Kutipan Dokumen:

Kemarin, segera setelah mendarat pukul 06.10 pagi di bandara El-Tari, saya diperhadapkan dengan sisa-sisa badai, yang telah memporak-porandakan sebagian kota Kupang. Di beberapa median jalan utama, pohon-pohon besar tumbang sampai ke akar-akarnya. Menyaksikan pohon tumbang sudah biasa, tetapi tercabut sampai ke akar-akarnya, dan pohon besar berusia tua pula, merupakan hal baru bagi saya. Saya tak bisa bayangkan besar dan pola tiupan angin puting beliungnya.
Sepanjang perjalanan menuju Amanuban Selatan, ketika hendak meninjau salah satu lokasi terdampak badai, saya menyaksikan kerusakan yang diakibatkan oleh musibah ini. Desa Bena yang merupakan lumbung padi NTT, dengan 1.700 ha sawah, terancam gagal panen kali ini, oleh kerusakan yang diakibatkan badai ini. Padahal sebagiannya tinggal menunggu panen sebulan lagi.
Tiba di desa Bena, yang masuk Kabupaten Timor Timur Selatan, saya melihat beberapa tentara, polisi dan para pemuda GMIT sedang bekerja keras membongkar bongkahan lumpur yang sudah mulai mengering dari pemukiman penduduk.
Tiba di gedung gereja GMIT Bethel Toinunuh, saya bergabung dengan para pengungsi, kebanyakan lansia dan anak-anak. Yang lain sedang bergotong-royong. Saya sempat berbincang dengan Bapak Camat, Kapolsek dan Danramil bersama Ibu Pdt. Merlin Tanesak.
Mendengar kisah-kisah memilukan dari para penyintas, sungguh menyayat hati. Saya tak mampu membayangkan derita yang harus mereka pikul, terlebih setelah menyaksikan dampak yang disisakan oleh badai tersebut.
Membaca laporan berkala Ibu Merry Kolimon, Ketum GMIT, serta mengikuti berita di media masa selama ini, hati sangat teriris karena banyaknya korban jiwa yang berjatuhan. Tetapi menyaksikan sendiri tingkat kerusakan yang begitu parah, dan mendengar langsung kesaksian para penyintas, saya tak mampu berkata-kata. Saya baru tiga jam tiba di sini dan kecamuk hati saya tidak karuan melihat sisa-sisa badai ini. Saya, lagi-lagi, tak mampu bayangkan saat peristiwa itu terjadi.

Baris Data:
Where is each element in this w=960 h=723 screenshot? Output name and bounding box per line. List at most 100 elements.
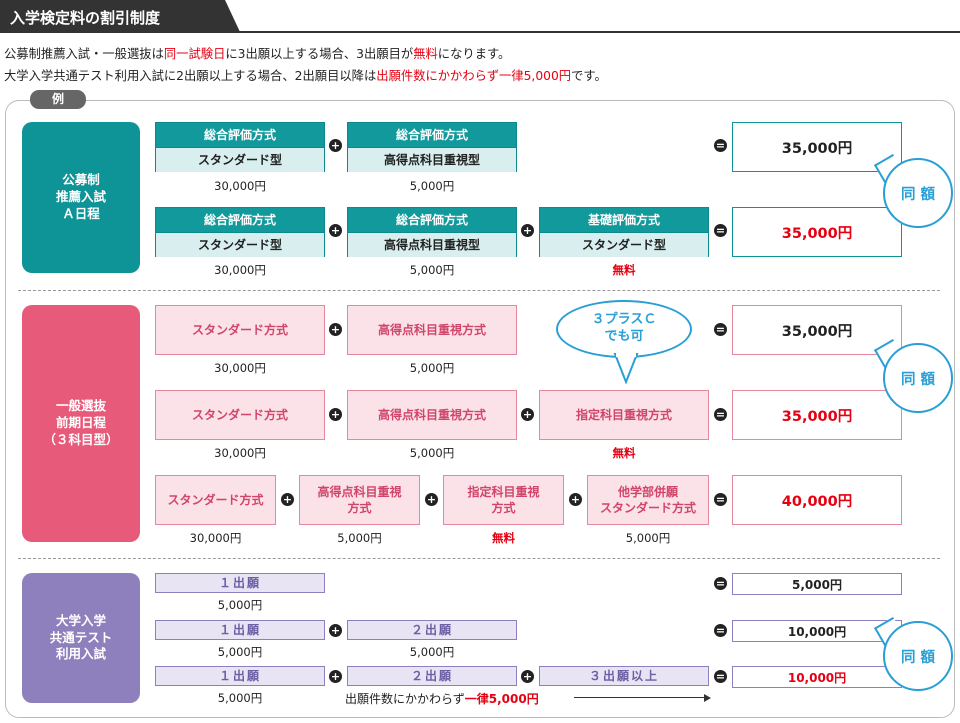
price-free: 無料: [612, 263, 636, 277]
koubo-r2-box-1: 総合評価方式 スタンダード型: [155, 207, 325, 257]
kyotsu-r1-result: 5,000円: [732, 573, 902, 595]
intro-highlight: 出願件数にかかわらず一律5,000円: [376, 69, 572, 83]
box-method: 基礎評価方式: [540, 208, 708, 232]
koubo-r2-box-2: 総合評価方式 高得点科目重視型: [347, 207, 517, 257]
price-label: 5,000円: [409, 263, 455, 277]
ippan-r2-box-3: 指定科目重視方式: [539, 390, 709, 440]
ippan-r3-box-4: 他学部併願 スタンダード方式: [587, 475, 709, 525]
equals-icon: =: [714, 670, 727, 683]
ippan-r2-box-1: スタンダード方式: [155, 390, 325, 440]
same-amount-bubble: 同 額: [883, 158, 953, 228]
price-label: 5,000円: [217, 691, 263, 705]
box-type: 高得点科目重視型: [348, 232, 516, 257]
equals-icon: =: [714, 493, 727, 506]
plus-icon: +: [521, 408, 534, 421]
kyotsu-r3-box-2: ２出願: [347, 666, 517, 686]
kyotsu-r3-box-1: １出願: [155, 666, 325, 686]
page-title: 入学検定料の割引制度: [0, 0, 240, 32]
callout-tail: [613, 353, 639, 384]
box-method: 総合評価方式: [348, 208, 516, 232]
plus-icon: +: [521, 670, 534, 683]
price-label: 5,000円: [337, 531, 382, 545]
intro-text: に3出願以上する場合、3出願目が: [225, 47, 414, 61]
koubo-r2-box-3: 基礎評価方式 スタンダード型: [539, 207, 709, 257]
plus-icon: +: [329, 139, 342, 152]
equals-icon: =: [714, 624, 727, 637]
note-text: 出願件数にかかわらず: [345, 692, 465, 706]
box-type: スタンダード型: [540, 232, 708, 257]
flat-fee-note: 出願件数にかかわらず一律5,000円: [345, 690, 539, 707]
plus-icon: +: [329, 408, 342, 421]
ippan-r2-result: 35,000円: [732, 390, 902, 440]
box-method: 総合評価方式: [156, 123, 324, 147]
ippan-r2-box-2: 高得点科目重視方式: [347, 390, 517, 440]
ippan-r3-result: 40,000円: [732, 475, 902, 525]
plus-icon: +: [329, 323, 342, 336]
price-label: 30,000円: [189, 531, 242, 545]
intro-highlight: 無料: [413, 47, 438, 61]
intro-text: になります。: [437, 47, 511, 61]
box-method: 総合評価方式: [156, 208, 324, 232]
price-free: 無料: [492, 531, 515, 545]
price-label: 5,000円: [409, 179, 455, 193]
category-ippan: 一般選抜 前期日程 （３科目型）: [22, 305, 140, 542]
plus-icon: +: [329, 224, 342, 237]
ippan-r1-box-2: 高得点科目重視方式: [347, 305, 517, 355]
equals-icon: =: [714, 224, 727, 237]
price-label: 30,000円: [214, 179, 266, 193]
equals-icon: =: [714, 577, 727, 590]
arrow-right-icon: [704, 694, 711, 702]
ippan-r3-box-1: スタンダード方式: [155, 475, 276, 525]
plus-icon: +: [569, 493, 582, 506]
kyotsu-r3-box-3: ３出願以上: [539, 666, 709, 686]
equals-icon: =: [714, 408, 727, 421]
kyotsu-r3-result: 10,000円: [732, 666, 902, 688]
intro-line-1: 公募制推薦入試・一般選抜は同一試験日に3出願以上する場合、3出願目が無料になりま…: [4, 44, 510, 62]
price-label: 5,000円: [409, 645, 455, 659]
intro-highlight: 同一試験日: [163, 47, 226, 61]
equals-icon: =: [714, 139, 727, 152]
intro-text: 公募制推薦入試・一般選抜は: [4, 47, 164, 61]
example-label: 例: [30, 90, 86, 109]
intro-text: 大学入学共通テスト利用入試に2出願以上する場合、2出願目以降は: [4, 69, 377, 83]
box-type: スタンダード型: [156, 232, 324, 257]
category-koubo: 公募制 推薦入試 Ａ日程: [22, 122, 140, 273]
koubo-r2-result: 35,000円: [732, 207, 902, 257]
price-free: 無料: [612, 446, 636, 460]
koubo-r1-box-1: 総合評価方式 スタンダード型: [155, 122, 325, 172]
koubo-r1-box-2: 総合評価方式 高得点科目重視型: [347, 122, 517, 172]
price-label: 30,000円: [214, 446, 266, 460]
ippan-r3-box-2: 高得点科目重視 方式: [299, 475, 420, 525]
callout-3plusc: ３プラスＣ でも可: [556, 300, 692, 358]
section-divider: [18, 558, 940, 559]
equals-icon: =: [714, 323, 727, 336]
price-label: 5,000円: [625, 531, 671, 545]
intro-text: です。: [571, 69, 607, 83]
same-amount-bubble: 同 額: [883, 621, 953, 691]
same-amount-bubble: 同 額: [883, 343, 953, 413]
header-rule: [0, 31, 960, 33]
price-label: 30,000円: [214, 263, 266, 277]
ippan-r3-box-3: 指定科目重視 方式: [443, 475, 564, 525]
price-label: 5,000円: [217, 598, 263, 612]
kyotsu-r1-box-1: １出願: [155, 573, 325, 593]
kyotsu-r2-box-2: ２出願: [347, 620, 517, 640]
box-type: スタンダード型: [156, 147, 324, 172]
box-type: 高得点科目重視型: [348, 147, 516, 172]
section-divider: [18, 290, 940, 291]
price-label: 30,000円: [214, 361, 266, 375]
plus-icon: +: [521, 224, 534, 237]
note-highlight: 一律5,000円: [464, 692, 539, 706]
ippan-r1-box-1: スタンダード方式: [155, 305, 325, 355]
price-label: 5,000円: [217, 645, 263, 659]
plus-icon: +: [425, 493, 438, 506]
price-label: 5,000円: [409, 361, 455, 375]
intro-line-2: 大学入学共通テスト利用入試に2出願以上する場合、2出願目以降は出願件数にかかわら…: [4, 66, 607, 84]
price-label: 5,000円: [409, 446, 455, 460]
category-kyotsu: 大学入学 共通テスト 利用入試: [22, 573, 140, 703]
plus-icon: +: [329, 624, 342, 637]
box-method: 総合評価方式: [348, 123, 516, 147]
arrow-line: [574, 697, 708, 698]
kyotsu-r2-box-1: １出願: [155, 620, 325, 640]
plus-icon: +: [281, 493, 294, 506]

Soal Tertulis 1:
Salin kata demi kata bagian kutipan dokumen di atas, mulai dari "Mendengar kisah-kisah memilukan" sampai ke "oleh badai tersebut.".
Soal Tertulis 2:
Berdasarkan kutipan dokumen di atas, jelaskan mengapa Desa Bena terancam gagal panen dalam satu sampai tiga kalimat.

Jawaban Tugas 1:
Mendengar kisah-kisah memilukan dari para penyintas, sungguh menyayat hati. Saya tak mampu membayangkan derita yang harus mereka pikul, terlebih setelah menyaksikan dampak yang disisakan oleh badai tersebut.

Jawaban Tugas 2:
Desa Bena terancam gagal panen karena kerusakan yang diakibatkan oleh badai. Padahal sebagian sawahnya tinggal menunggu panen sebulan lagi.